◆ What is expected: Repeat the data below exactly, dropping any pictures it holds.

◆ Collected data:
--------------------------------

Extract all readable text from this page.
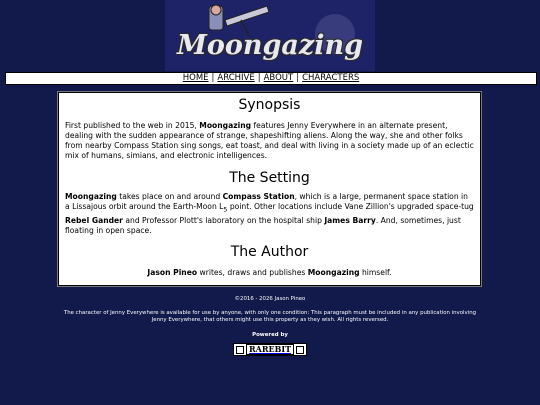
Moongazing
HOME | ARCHIVE | ABOUT | CHARACTERS
Synopsis

First published to the web in 2015, Moongazing features Jenny Everywhere in an alternate present, dealing with the sudden appearance of strange, shapeshifting aliens. Along the way, she and other folks from nearby Compass Station sing songs, eat toast, and deal with living in a society made up of an eclectic mix of humans, simians, and electronic intelligences.

The Setting

Moongazing takes place on and around Compass Station, which is a large, permanent space station in a Lissajous orbit around the Earth-Moon $L_5$ point. Other locations include Vane Zillion's upgraded space-tug Rebel Gander and Professor Plott's laboratory on the hospital ship James Barry. And, sometimes, just floating in open space.

The Author

Jason Pineo writes, draws and publishes Moongazing himself.

©2016 - 2026 Jason Pineo
The character of Jenny Everywhere is available for use by anyone, with only one condition: This paragraph must be included in any publication involving Jenny Everywhere, that others might use this property as they wish. All rights reversed.
Powered by
RAREBIT
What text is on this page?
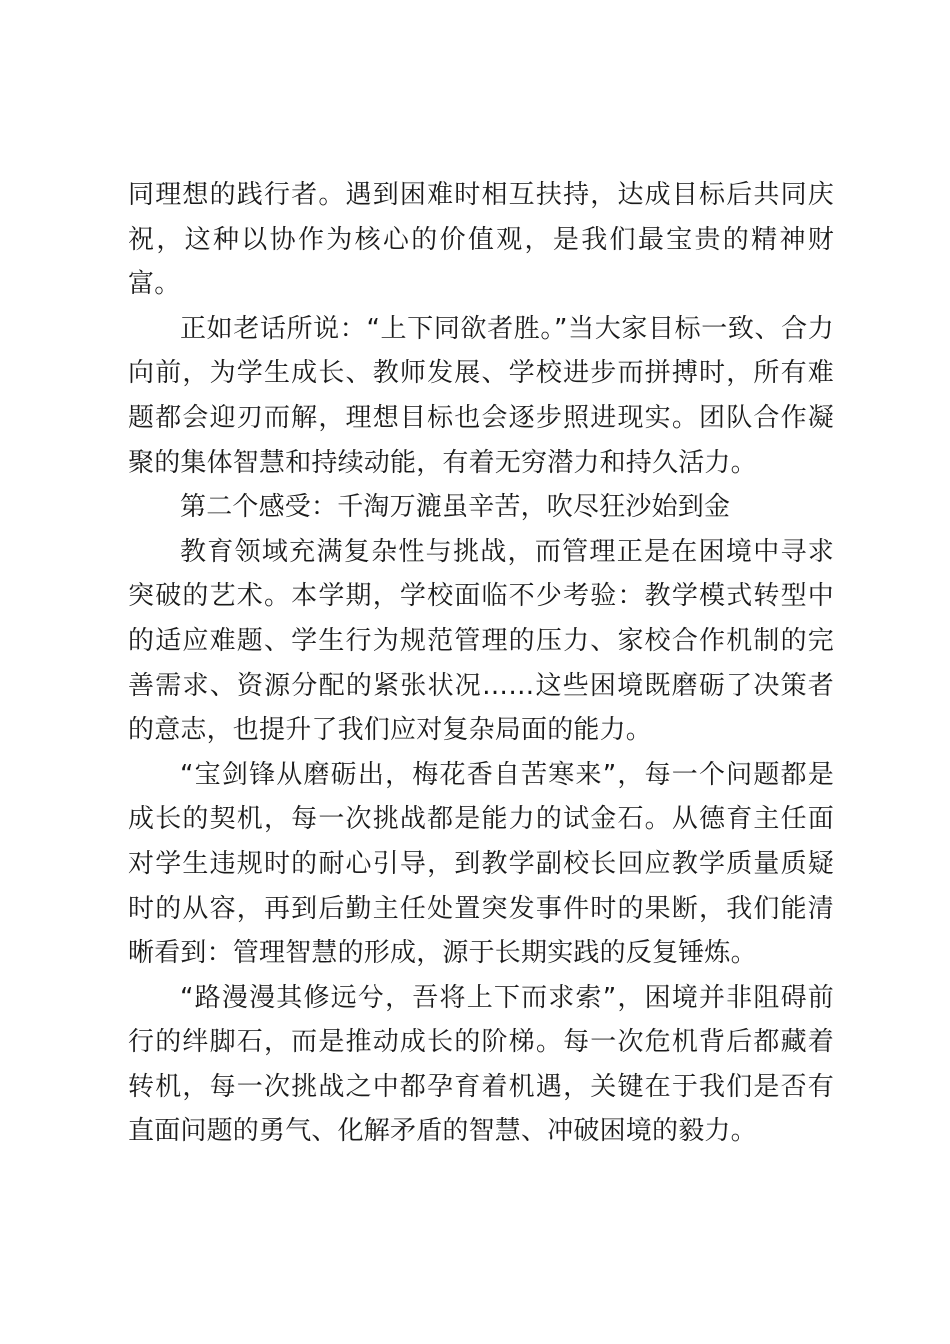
同理想的践行者。遇到困难时相互扶持，达成目标后共同庆祝，这种以协作为核心的价值观，是我们最宝贵的精神财富。

正如老话所说：“上下同欲者胜。”当大家目标一致、合力向前，为学生成长、教师发展、学校进步而拼搏时，所有难题都会迎刃而解，理想目标也会逐步照进现实。团队合作凝聚的集体智慧和持续动能，有着无穷潜力和持久活力。

第二个感受：千淘万漉虽辛苦，吹尽狂沙始到金

教育领域充满复杂性与挑战，而管理正是在困境中寻求突破的艺术。本学期，学校面临不少考验：教学模式转型中的适应难题、学生行为规范管理的压力、家校合作机制的完善需求、资源分配的紧张状况……这些困境既磨砺了决策者的意志，也提升了我们应对复杂局面的能力。

“宝剑锋从磨砺出，梅花香自苦寒来”，每一个问题都是成长的契机，每一次挑战都是能力的试金石。从德育主任面对学生违规时的耐心引导，到教学副校长回应教学质量质疑时的从容，再到后勤主任处置突发事件时的果断，我们能清晰看到：管理智慧的形成，源于长期实践的反复锤炼。

“路漫漫其修远兮，吾将上下而求索”，困境并非阻碍前行的绊脚石，而是推动成长的阶梯。每一次危机背后都藏着转机，每一次挑战之中都孕育着机遇，关键在于我们是否有直面问题的勇气、化解矛盾的智慧、冲破困境的毅力。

--------------------------------

◆ Correct response:
Extract all readable text from this page.
Moongazing
HOME | ARCHIVE | ABOUT | CHARACTERS
Synopsis

First published to the web in 2015, Moongazing features Jenny Everywhere in an alternate present, dealing with the sudden appearance of strange, shapeshifting aliens. Along the way, she and other folks from nearby Compass Station sing songs, eat toast, and deal with living in a society made up of an eclectic mix of humans, simians, and electronic intelligences.

The Setting

Moongazing takes place on and around Compass Station, which is a large, permanent space station in a Lissajous orbit around the Earth-Moon $L_5$ point. Other locations include Vane Zillion's upgraded space-tug Rebel Gander and Professor Plott's laboratory on the hospital ship James Barry. And, sometimes, just floating in open space.

The Author

Jason Pineo writes, draws and publishes Moongazing himself.

©2016 - 2026 Jason Pineo
The character of Jenny Everywhere is available for use by anyone, with only one condition: This paragraph must be included in any publication involving Jenny Everywhere, that others might use this property as they wish. All rights reversed.
Powered by
RAREBIT
What text is on this page?
同理想的践行者。遇到困难时相互扶持，达成目标后共同庆祝，这种以协作为核心的价值观，是我们最宝贵的精神财富。

正如老话所说：“上下同欲者胜。”当大家目标一致、合力向前，为学生成长、教师发展、学校进步而拼搏时，所有难题都会迎刃而解，理想目标也会逐步照进现实。团队合作凝聚的集体智慧和持续动能，有着无穷潜力和持久活力。

第二个感受：千淘万漉虽辛苦，吹尽狂沙始到金

教育领域充满复杂性与挑战，而管理正是在困境中寻求突破的艺术。本学期，学校面临不少考验：教学模式转型中的适应难题、学生行为规范管理的压力、家校合作机制的完善需求、资源分配的紧张状况……这些困境既磨砺了决策者的意志，也提升了我们应对复杂局面的能力。

“宝剑锋从磨砺出，梅花香自苦寒来”，每一个问题都是成长的契机，每一次挑战都是能力的试金石。从德育主任面对学生违规时的耐心引导，到教学副校长回应教学质量质疑时的从容，再到后勤主任处置突发事件时的果断，我们能清晰看到：管理智慧的形成，源于长期实践的反复锤炼。

“路漫漫其修远兮，吾将上下而求索”，困境并非阻碍前行的绊脚石，而是推动成长的阶梯。每一次危机背后都藏着转机，每一次挑战之中都孕育着机遇，关键在于我们是否有直面问题的勇气、化解矛盾的智慧、冲破困境的毅力。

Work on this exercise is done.